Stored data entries
◇ ◇ ◇
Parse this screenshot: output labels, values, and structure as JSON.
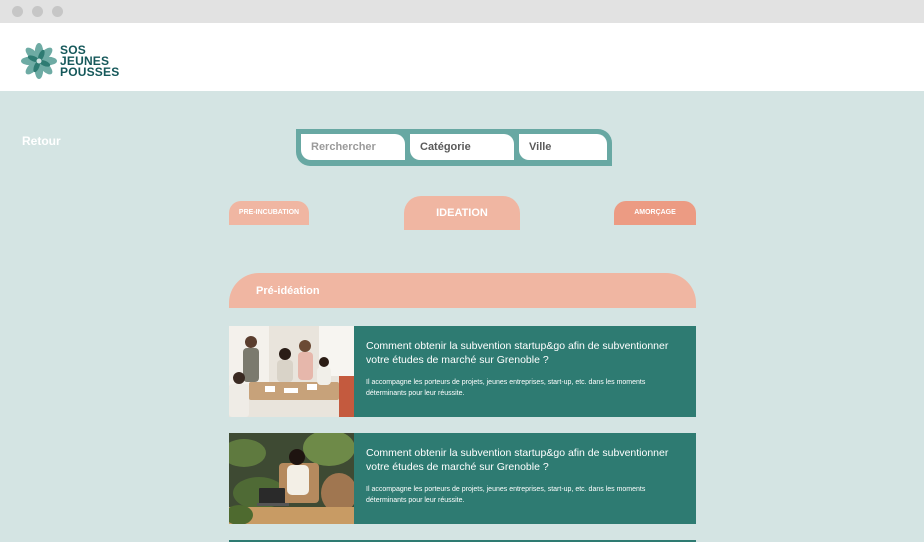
{
  "header": {
    "logo": {
      "icon": "lotus-flower-logo",
      "line1": "SOS",
      "line2": "JEUNES",
      "line3": "POUSSES"
    }
  },
  "nav": {
    "back_label": "Retour"
  },
  "search": {
    "query_placeholder": "Rerchercher",
    "category_label": "Catégorie",
    "city_label": "Ville"
  },
  "stages": [
    {
      "label": "PRE-INCUBATION"
    },
    {
      "label": "IDEATION"
    },
    {
      "label": "AMORÇAGE"
    }
  ],
  "section": {
    "title": "Pré-idéation"
  },
  "cards": [
    {
      "title": "Comment obtenir la subvention startup&go afin de subventionner votre études de marché sur Grenoble ?",
      "description": "Il accompagne les porteurs de projets, jeunes entreprises, start-up, etc. dans les moments déterminants pour leur réussite."
    },
    {
      "title": "Comment obtenir la subvention startup&go afin de subventionner votre études de marché sur Grenoble ?",
      "description": "Il accompagne les porteurs de projets, jeunes entreprises, start-up, etc. dans les moments déterminants pour leur réussite."
    }
  ],
  "colors": {
    "background": "#d4e4e3",
    "primary": "#2e7b72",
    "accent": "#f0b6a2",
    "accent_strong": "#ec9b83",
    "search_frame": "#68a8a3",
    "logo_text": "#15585a"
  }
}
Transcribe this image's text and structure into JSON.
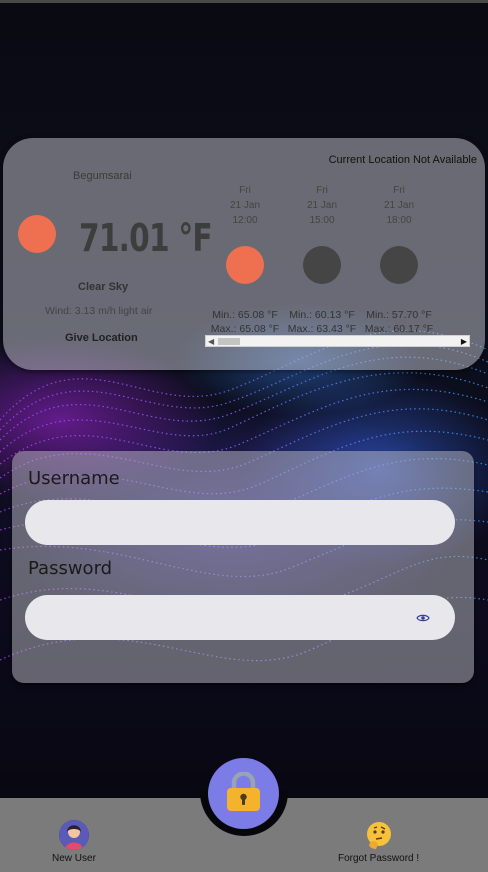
{
  "weather": {
    "city": "Begumsarai",
    "current_location_status": "Current Location Not Available",
    "temperature": "71.01 °F",
    "description": "Clear Sky",
    "wind": "Wind: 3.13 m/h light air",
    "give_location_label": "Give Location",
    "icon": "sun-icon",
    "forecast": [
      {
        "day": "Fri",
        "date": "21 Jan",
        "time": "12:00",
        "min": "Min.: 65.08 °F",
        "max": "Max.: 65.08 °F",
        "icon": "sun-icon",
        "color": "#ee7050"
      },
      {
        "day": "Fri",
        "date": "21 Jan",
        "time": "15:00",
        "min": "Min.: 60.13 °F",
        "max": "Max.: 63.43 °F",
        "icon": "moon-icon",
        "color": "#454545"
      },
      {
        "day": "Fri",
        "date": "21 Jan",
        "time": "18:00",
        "min": "Min.: 57.70 °F",
        "max": "Max.: 60.17 °F",
        "icon": "moon-icon",
        "color": "#454545"
      }
    ]
  },
  "login": {
    "username_label": "Username",
    "username_value": "",
    "password_label": "Password",
    "password_value": "",
    "password_toggle_icon": "eye-icon"
  },
  "nav": {
    "new_user_label": "New User",
    "forgot_password_label": "Forgot Password !",
    "center_icon": "lock-icon"
  },
  "colors": {
    "accent": "#7b7ce6",
    "sun": "#ee7050",
    "nav_bg": "#7b7b7b"
  }
}
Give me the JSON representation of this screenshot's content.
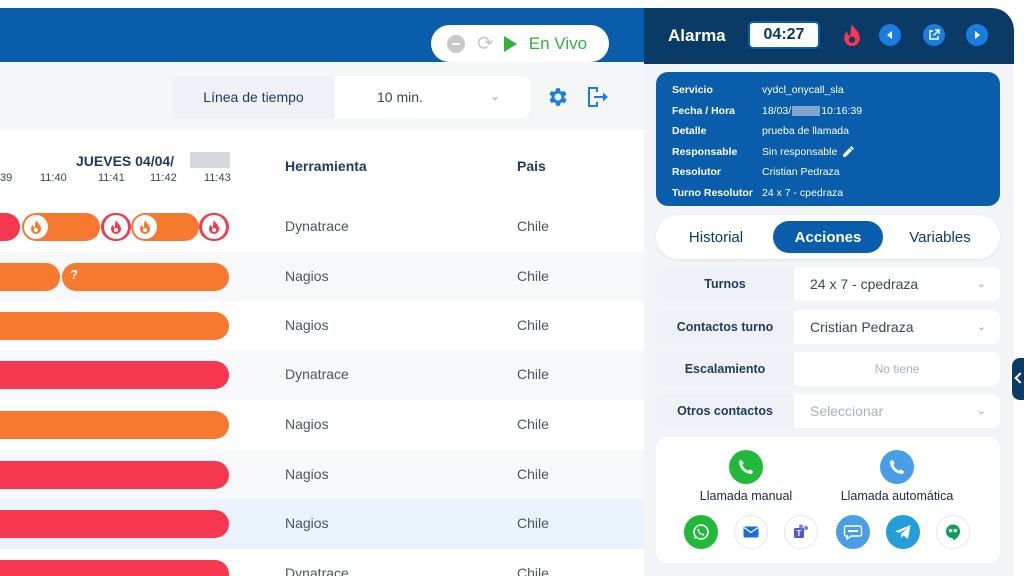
{
  "header": {
    "live_label": "En Vivo",
    "icons": [
      "stop-icon",
      "refresh-icon",
      "play-icon"
    ]
  },
  "controls": {
    "timeline_label": "Línea de tiempo",
    "interval_value": "10 min.",
    "icons": [
      "gear-icon",
      "exit-icon"
    ]
  },
  "table": {
    "date_heading": "JUEVES 04/04/",
    "ticks": [
      "39",
      "11:40",
      "11:41",
      "11:42",
      "11:43"
    ],
    "col_tool": "Herramienta",
    "col_country": "Pais",
    "rows": [
      {
        "tool": "Dynatrace",
        "country": "Chile"
      },
      {
        "tool": "Nagios",
        "country": "Chile"
      },
      {
        "tool": "Nagios",
        "country": "Chile"
      },
      {
        "tool": "Dynatrace",
        "country": "Chile"
      },
      {
        "tool": "Nagios",
        "country": "Chile"
      },
      {
        "tool": "Nagios",
        "country": "Chile"
      },
      {
        "tool": "Nagios",
        "country": "Chile"
      },
      {
        "tool": "Dynatrace",
        "country": "Chile"
      }
    ],
    "unknown_marker": "?",
    "colors": {
      "orange": "#f7782f",
      "red": "#f5384f",
      "selected_row": "#eaf2fb"
    }
  },
  "alarm": {
    "title": "Alarma",
    "timer": "04:27",
    "icons": [
      "flame-icon",
      "prev-icon",
      "external-link-icon",
      "next-icon"
    ],
    "info": {
      "servicio_key": "Servicio",
      "servicio_val": "vydcl_onycall_sla",
      "fecha_key": "Fecha / Hora",
      "fecha_val_a": "18/03/",
      "fecha_val_b": "10:16:39",
      "detalle_key": "Detalle",
      "detalle_val": "prueba de llamada",
      "responsable_key": "Responsable",
      "responsable_val": "Sin responsable",
      "resolutor_key": "Resolutor",
      "resolutor_val": "Cristian Pedraza",
      "turno_key": "Turno Resolutor",
      "turno_val": "24 x 7 - cpedraza"
    },
    "tabs": [
      "Historial",
      "Acciones",
      "Variables"
    ],
    "active_tab": "Acciones",
    "fields": {
      "turnos_label": "Turnos",
      "turnos_value": "24 x 7 - cpedraza",
      "contactos_label": "Contactos turno",
      "contactos_value": "Cristian Pedraza",
      "escalamiento_label": "Escalamiento",
      "escalamiento_value": "No tiene",
      "otros_label": "Otros contactos",
      "otros_placeholder": "Seleccionar"
    },
    "calls": {
      "manual_label": "Llamada manual",
      "auto_label": "Llamada automática"
    },
    "channels": [
      "whatsapp-icon",
      "mail-icon",
      "teams-icon",
      "sms-icon",
      "telegram-icon",
      "hangouts-icon"
    ],
    "colors": {
      "dark": "#0a3b66",
      "primary": "#0a5dab",
      "green": "#22b83a",
      "light_blue": "#4a9ee8"
    }
  }
}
◇ ◇ ◇
◆ CHALLENGE: Return the entries unchanged, save for the pictures, which do not belong in the copy.

◆ TASK ANSWER:
Parse this screenshot: output labels, values, and structure as JSON.
{
  "header": {
    "logo": {
      "icon": "lotus-flower-logo",
      "line1": "SOS",
      "line2": "JEUNES",
      "line3": "POUSSES"
    }
  },
  "nav": {
    "back_label": "Retour"
  },
  "search": {
    "query_placeholder": "Rerchercher",
    "category_label": "Catégorie",
    "city_label": "Ville"
  },
  "stages": [
    {
      "label": "PRE-INCUBATION"
    },
    {
      "label": "IDEATION"
    },
    {
      "label": "AMORÇAGE"
    }
  ],
  "section": {
    "title": "Pré-idéation"
  },
  "cards": [
    {
      "title": "Comment obtenir la subvention startup&go afin de subventionner votre études de marché sur Grenoble ?",
      "description": "Il accompagne les porteurs de projets, jeunes entreprises, start-up, etc. dans les moments déterminants pour leur réussite."
    },
    {
      "title": "Comment obtenir la subvention startup&go afin de subventionner votre études de marché sur Grenoble ?",
      "description": "Il accompagne les porteurs de projets, jeunes entreprises, start-up, etc. dans les moments déterminants pour leur réussite."
    }
  ],
  "colors": {
    "background": "#d4e4e3",
    "primary": "#2e7b72",
    "accent": "#f0b6a2",
    "accent_strong": "#ec9b83",
    "search_frame": "#68a8a3",
    "logo_text": "#15585a"
  }
}
Transcribe this image's text and structure into JSON.
{
  "weather": {
    "city": "Begumsarai",
    "current_location_status": "Current Location Not Available",
    "temperature": "71.01 °F",
    "description": "Clear Sky",
    "wind": "Wind: 3.13 m/h light air",
    "give_location_label": "Give Location",
    "icon": "sun-icon",
    "forecast": [
      {
        "day": "Fri",
        "date": "21 Jan",
        "time": "12:00",
        "min": "Min.: 65.08 °F",
        "max": "Max.: 65.08 °F",
        "icon": "sun-icon",
        "color": "#ee7050"
      },
      {
        "day": "Fri",
        "date": "21 Jan",
        "time": "15:00",
        "min": "Min.: 60.13 °F",
        "max": "Max.: 63.43 °F",
        "icon": "moon-icon",
        "color": "#454545"
      },
      {
        "day": "Fri",
        "date": "21 Jan",
        "time": "18:00",
        "min": "Min.: 57.70 °F",
        "max": "Max.: 60.17 °F",
        "icon": "moon-icon",
        "color": "#454545"
      }
    ]
  },
  "login": {
    "username_label": "Username",
    "username_value": "",
    "password_label": "Password",
    "password_value": "",
    "password_toggle_icon": "eye-icon"
  },
  "nav": {
    "new_user_label": "New User",
    "forgot_password_label": "Forgot Password !",
    "center_icon": "lock-icon"
  },
  "colors": {
    "accent": "#7b7ce6",
    "sun": "#ee7050",
    "nav_bg": "#7b7b7b"
  }
}
Give me the JSON representation of this screenshot's content.
{
  "header": {
    "live_label": "En Vivo",
    "icons": [
      "stop-icon",
      "refresh-icon",
      "play-icon"
    ]
  },
  "controls": {
    "timeline_label": "Línea de tiempo",
    "interval_value": "10 min.",
    "icons": [
      "gear-icon",
      "exit-icon"
    ]
  },
  "table": {
    "date_heading": "JUEVES 04/04/",
    "ticks": [
      "39",
      "11:40",
      "11:41",
      "11:42",
      "11:43"
    ],
    "col_tool": "Herramienta",
    "col_country": "Pais",
    "rows": [
      {
        "tool": "Dynatrace",
        "country": "Chile"
      },
      {
        "tool": "Nagios",
        "country": "Chile"
      },
      {
        "tool": "Nagios",
        "country": "Chile"
      },
      {
        "tool": "Dynatrace",
        "country": "Chile"
      },
      {
        "tool": "Nagios",
        "country": "Chile"
      },
      {
        "tool": "Nagios",
        "country": "Chile"
      },
      {
        "tool": "Nagios",
        "country": "Chile"
      },
      {
        "tool": "Dynatrace",
        "country": "Chile"
      }
    ],
    "unknown_marker": "?",
    "colors": {
      "orange": "#f7782f",
      "red": "#f5384f",
      "selected_row": "#eaf2fb"
    }
  },
  "alarm": {
    "title": "Alarma",
    "timer": "04:27",
    "icons": [
      "flame-icon",
      "prev-icon",
      "external-link-icon",
      "next-icon"
    ],
    "info": {
      "servicio_key": "Servicio",
      "servicio_val": "vydcl_onycall_sla",
      "fecha_key": "Fecha / Hora",
      "fecha_val_a": "18/03/",
      "fecha_val_b": "10:16:39",
      "detalle_key": "Detalle",
      "detalle_val": "prueba de llamada",
      "responsable_key": "Responsable",
      "responsable_val": "Sin responsable",
      "resolutor_key": "Resolutor",
      "resolutor_val": "Cristian Pedraza",
      "turno_key": "Turno Resolutor",
      "turno_val": "24 x 7 - cpedraza"
    },
    "tabs": [
      "Historial",
      "Acciones",
      "Variables"
    ],
    "active_tab": "Acciones",
    "fields": {
      "turnos_label": "Turnos",
      "turnos_value": "24 x 7 - cpedraza",
      "contactos_label": "Contactos turno",
      "contactos_value": "Cristian Pedraza",
      "escalamiento_label": "Escalamiento",
      "escalamiento_value": "No tiene",
      "otros_label": "Otros contactos",
      "otros_placeholder": "Seleccionar"
    },
    "calls": {
      "manual_label": "Llamada manual",
      "auto_label": "Llamada automática"
    },
    "channels": [
      "whatsapp-icon",
      "mail-icon",
      "teams-icon",
      "sms-icon",
      "telegram-icon",
      "hangouts-icon"
    ],
    "colors": {
      "dark": "#0a3b66",
      "primary": "#0a5dab",
      "green": "#22b83a",
      "light_blue": "#4a9ee8"
    }
  }
}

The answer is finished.